## start

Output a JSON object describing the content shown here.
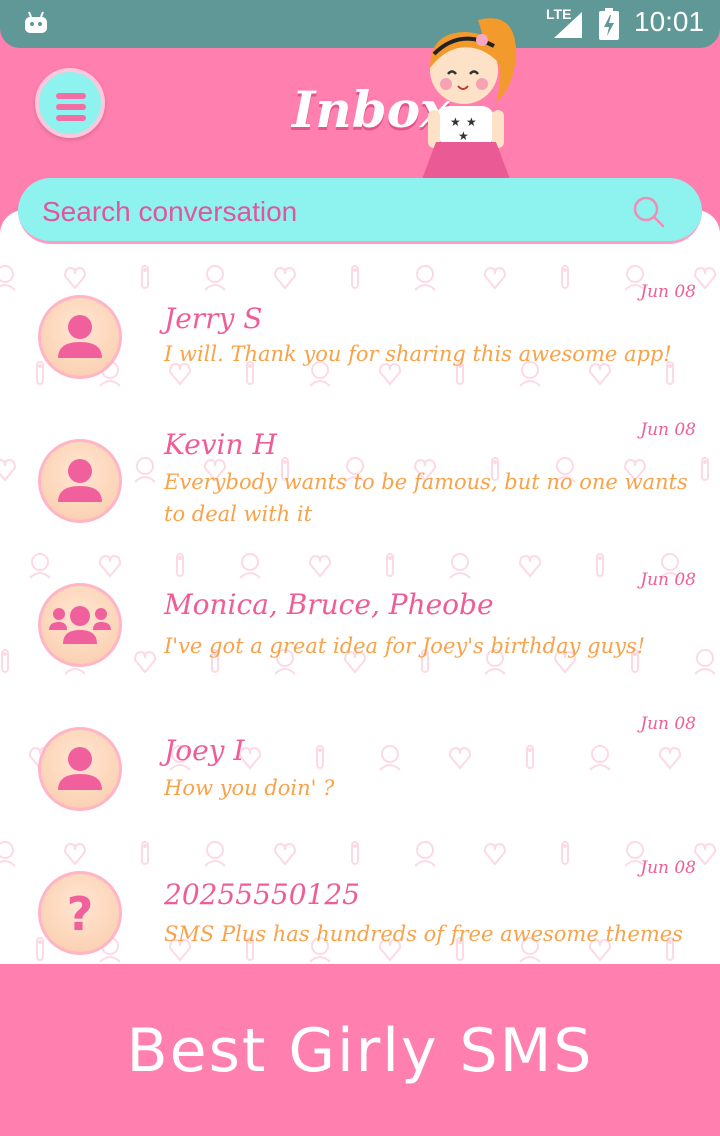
{
  "status_bar": {
    "network_label": "LTE",
    "time": "10:01",
    "icons": [
      "android-icon",
      "signal-icon",
      "battery-icon"
    ]
  },
  "header": {
    "title": "Inbox",
    "menu_icon": "hamburger-icon"
  },
  "search": {
    "placeholder": "Search conversation",
    "icon": "search-icon"
  },
  "conversations": [
    {
      "name": "Jerry S",
      "preview": "I will. Thank you for sharing this awesome app!",
      "date": "Jun 08",
      "avatar": "person-icon"
    },
    {
      "name": "Kevin H",
      "preview": "Everybody wants to be famous, but no one wants to deal with it",
      "date": "Jun 08",
      "avatar": "person-icon"
    },
    {
      "name": "Monica, Bruce, Pheobe",
      "preview": "I've got a great idea for Joey's birthday guys!",
      "date": "Jun 08",
      "avatar": "group-icon"
    },
    {
      "name": "Joey I",
      "preview": "How you doin' ?",
      "date": "Jun 08",
      "avatar": "person-icon"
    },
    {
      "name": "20255550125",
      "preview": "SMS Plus has hundreds of free awesome themes",
      "date": "Jun 08",
      "avatar": "unknown-contact-icon"
    }
  ],
  "footer": {
    "title": "Best Girly SMS"
  },
  "colors": {
    "primary_pink": "#ff7fae",
    "aqua": "#8ef2ee",
    "name_pink": "#ef5d98",
    "message_orange": "#f8a24a",
    "status_bar": "#5f9896"
  }
}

## end

_Exercise brief_
Copy all the data exactly as written, but skip any picture.

_Solved problem_
Output a JSON object describing the content shown here.
{
  "status_bar": {
    "network_label": "LTE",
    "time": "10:01",
    "icons": [
      "android-icon",
      "signal-icon",
      "battery-icon"
    ]
  },
  "header": {
    "title": "Inbox",
    "menu_icon": "hamburger-icon"
  },
  "search": {
    "placeholder": "Search conversation",
    "icon": "search-icon"
  },
  "conversations": [
    {
      "name": "Jerry S",
      "preview": "I will. Thank you for sharing this awesome app!",
      "date": "Jun 08",
      "avatar": "person-icon"
    },
    {
      "name": "Kevin H",
      "preview": "Everybody wants to be famous, but no one wants to deal with it",
      "date": "Jun 08",
      "avatar": "person-icon"
    },
    {
      "name": "Monica, Bruce, Pheobe",
      "preview": "I've got a great idea for Joey's birthday guys!",
      "date": "Jun 08",
      "avatar": "group-icon"
    },
    {
      "name": "Joey I",
      "preview": "How you doin' ?",
      "date": "Jun 08",
      "avatar": "person-icon"
    },
    {
      "name": "20255550125",
      "preview": "SMS Plus has hundreds of free awesome themes",
      "date": "Jun 08",
      "avatar": "unknown-contact-icon"
    }
  ],
  "footer": {
    "title": "Best Girly SMS"
  },
  "colors": {
    "primary_pink": "#ff7fae",
    "aqua": "#8ef2ee",
    "name_pink": "#ef5d98",
    "message_orange": "#f8a24a",
    "status_bar": "#5f9896"
  }
}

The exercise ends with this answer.